## Goal
Write out each entry, exactly the way it appears.

------------

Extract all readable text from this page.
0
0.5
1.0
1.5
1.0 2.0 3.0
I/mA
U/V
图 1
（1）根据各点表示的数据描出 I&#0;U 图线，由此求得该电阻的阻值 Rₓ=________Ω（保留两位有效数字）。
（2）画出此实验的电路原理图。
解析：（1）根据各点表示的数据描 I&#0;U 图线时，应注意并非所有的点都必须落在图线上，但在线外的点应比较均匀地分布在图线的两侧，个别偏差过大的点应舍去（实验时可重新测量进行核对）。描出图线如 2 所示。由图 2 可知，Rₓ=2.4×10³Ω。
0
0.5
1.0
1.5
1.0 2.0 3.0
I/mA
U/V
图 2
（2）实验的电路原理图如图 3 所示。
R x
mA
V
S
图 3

------------

## Answer in full
Extract all readable text from this page.
0
0.5
1.0
1.5
1.0 2.0 3.0
I/mA
U/V
图 1
（1）根据各点表示的数据描出 I&#0;U 图线，由此求得该电阻的阻值 Rₓ=________Ω（保留两位有效数字）。
（2）画出此实验的电路原理图。
解析：（1）根据各点表示的数据描 I&#0;U 图线时，应注意并非所有的点都必须落在图线上，但在线外的点应比较均匀地分布在图线的两侧，个别偏差过大的点应舍去（实验时可重新测量进行核对）。描出图线如 2 所示。由图 2 可知，Rₓ=2.4×10³Ω。
0
0.5
1.0
1.5
1.0 2.0 3.0
I/mA
U/V
图 2
（2）实验的电路原理图如图 3 所示。
R x
mA
V
S
图 3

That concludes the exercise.